+++ Recorded information
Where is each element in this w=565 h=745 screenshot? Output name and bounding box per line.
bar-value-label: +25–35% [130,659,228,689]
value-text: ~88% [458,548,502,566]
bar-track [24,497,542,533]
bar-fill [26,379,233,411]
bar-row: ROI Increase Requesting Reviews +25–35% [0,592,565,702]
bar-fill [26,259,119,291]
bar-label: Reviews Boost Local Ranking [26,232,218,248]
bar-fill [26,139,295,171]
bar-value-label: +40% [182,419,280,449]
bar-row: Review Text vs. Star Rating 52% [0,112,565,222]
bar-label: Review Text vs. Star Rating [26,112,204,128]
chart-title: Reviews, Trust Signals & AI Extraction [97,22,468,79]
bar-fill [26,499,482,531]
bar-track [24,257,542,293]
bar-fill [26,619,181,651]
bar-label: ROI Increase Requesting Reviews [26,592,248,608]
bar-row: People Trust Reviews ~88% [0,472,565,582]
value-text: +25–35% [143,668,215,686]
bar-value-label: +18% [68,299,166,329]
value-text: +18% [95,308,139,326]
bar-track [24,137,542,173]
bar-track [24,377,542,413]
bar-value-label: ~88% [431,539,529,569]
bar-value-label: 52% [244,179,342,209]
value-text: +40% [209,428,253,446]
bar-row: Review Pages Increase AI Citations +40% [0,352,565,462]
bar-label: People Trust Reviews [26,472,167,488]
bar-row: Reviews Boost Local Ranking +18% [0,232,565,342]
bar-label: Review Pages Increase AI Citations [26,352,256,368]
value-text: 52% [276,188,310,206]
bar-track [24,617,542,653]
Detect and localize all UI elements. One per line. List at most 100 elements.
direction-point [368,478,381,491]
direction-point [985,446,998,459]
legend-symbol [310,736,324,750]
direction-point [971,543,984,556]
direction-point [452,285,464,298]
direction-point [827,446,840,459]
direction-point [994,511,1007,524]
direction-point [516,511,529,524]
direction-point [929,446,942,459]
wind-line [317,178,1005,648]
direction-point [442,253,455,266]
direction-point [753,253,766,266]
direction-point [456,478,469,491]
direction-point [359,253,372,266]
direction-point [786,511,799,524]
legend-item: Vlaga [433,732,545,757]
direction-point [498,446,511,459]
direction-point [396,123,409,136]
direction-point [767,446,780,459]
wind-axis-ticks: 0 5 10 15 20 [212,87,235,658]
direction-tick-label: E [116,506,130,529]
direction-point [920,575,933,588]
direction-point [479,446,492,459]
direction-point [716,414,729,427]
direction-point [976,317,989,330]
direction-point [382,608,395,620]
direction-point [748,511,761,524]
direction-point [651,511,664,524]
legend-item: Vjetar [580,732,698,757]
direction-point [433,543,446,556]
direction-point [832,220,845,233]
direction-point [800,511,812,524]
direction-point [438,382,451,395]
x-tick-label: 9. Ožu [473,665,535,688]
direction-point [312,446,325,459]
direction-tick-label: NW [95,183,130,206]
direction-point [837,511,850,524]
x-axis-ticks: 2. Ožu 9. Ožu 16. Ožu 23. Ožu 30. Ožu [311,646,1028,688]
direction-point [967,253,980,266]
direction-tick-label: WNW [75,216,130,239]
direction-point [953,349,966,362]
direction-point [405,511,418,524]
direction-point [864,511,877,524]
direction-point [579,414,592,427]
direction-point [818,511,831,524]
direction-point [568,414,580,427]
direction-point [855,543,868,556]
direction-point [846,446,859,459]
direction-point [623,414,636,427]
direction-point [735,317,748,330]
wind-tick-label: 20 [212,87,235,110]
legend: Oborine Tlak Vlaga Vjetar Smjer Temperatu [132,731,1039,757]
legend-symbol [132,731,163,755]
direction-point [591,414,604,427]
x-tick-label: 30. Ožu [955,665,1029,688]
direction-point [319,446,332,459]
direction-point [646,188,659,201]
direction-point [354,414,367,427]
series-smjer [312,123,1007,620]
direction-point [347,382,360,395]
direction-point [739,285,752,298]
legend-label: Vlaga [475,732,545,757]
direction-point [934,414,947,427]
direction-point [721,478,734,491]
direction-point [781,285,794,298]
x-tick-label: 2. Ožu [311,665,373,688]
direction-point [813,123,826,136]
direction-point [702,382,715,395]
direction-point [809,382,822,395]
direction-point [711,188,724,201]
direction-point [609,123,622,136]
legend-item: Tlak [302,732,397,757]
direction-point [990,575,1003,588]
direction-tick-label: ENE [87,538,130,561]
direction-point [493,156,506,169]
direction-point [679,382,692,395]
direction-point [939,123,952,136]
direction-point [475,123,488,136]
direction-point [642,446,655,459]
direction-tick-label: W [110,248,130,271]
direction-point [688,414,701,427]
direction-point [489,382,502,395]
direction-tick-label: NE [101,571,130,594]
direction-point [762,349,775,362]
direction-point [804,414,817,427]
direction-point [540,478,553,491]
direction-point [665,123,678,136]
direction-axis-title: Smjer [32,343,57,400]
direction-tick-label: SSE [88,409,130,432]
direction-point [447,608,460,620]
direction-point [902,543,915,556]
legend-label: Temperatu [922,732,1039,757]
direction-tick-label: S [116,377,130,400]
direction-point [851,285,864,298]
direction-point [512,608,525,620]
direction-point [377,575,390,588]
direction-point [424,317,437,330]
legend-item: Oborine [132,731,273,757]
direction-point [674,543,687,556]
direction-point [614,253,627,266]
++++++
What this task involves:
Copy the entries from the beginning through the line containing "bar-track [24,617,542,653]", swapping "Local Ranking" for "Map Ranking" and leaving everything else as is.

Task result:
Where is each element in this w=565 h=745 screenshot? Output name and bounding box per line.
bar-value-label: +25–35% [130,659,228,689]
value-text: ~88% [458,548,502,566]
bar-track [24,497,542,533]
bar-fill [26,379,233,411]
bar-row: ROI Increase Requesting Reviews +25–35% [0,592,565,702]
bar-fill [26,259,119,291]
bar-label: Reviews Boost Map Ranking [26,232,218,248]
bar-fill [26,139,295,171]
bar-value-label: +40% [182,419,280,449]
bar-row: Review Text vs. Star Rating 52% [0,112,565,222]
bar-label: Review Text vs. Star Rating [26,112,204,128]
chart-title: Reviews, Trust Signals & AI Extraction [97,22,468,79]
bar-fill [26,499,482,531]
bar-track [24,257,542,293]
bar-fill [26,619,181,651]
bar-label: ROI Increase Requesting Reviews [26,592,248,608]
bar-row: People Trust Reviews ~88% [0,472,565,582]
value-text: +25–35% [143,668,215,686]
bar-value-label: +18% [68,299,166,329]
value-text: +18% [95,308,139,326]
bar-track [24,137,542,173]
bar-track [24,377,542,413]
bar-value-label: ~88% [431,539,529,569]
bar-value-label: 52% [244,179,342,209]
value-text: +40% [209,428,253,446]
bar-row: Review Pages Increase AI Citations +40% [0,352,565,462]
bar-label: People Trust Reviews [26,472,167,488]
bar-row: Reviews Boost Map Ranking +18% [0,232,565,342]
bar-label: Review Pages Increase AI Citations [26,352,256,368]
value-text: 52% [276,188,310,206]
bar-track [24,617,542,653]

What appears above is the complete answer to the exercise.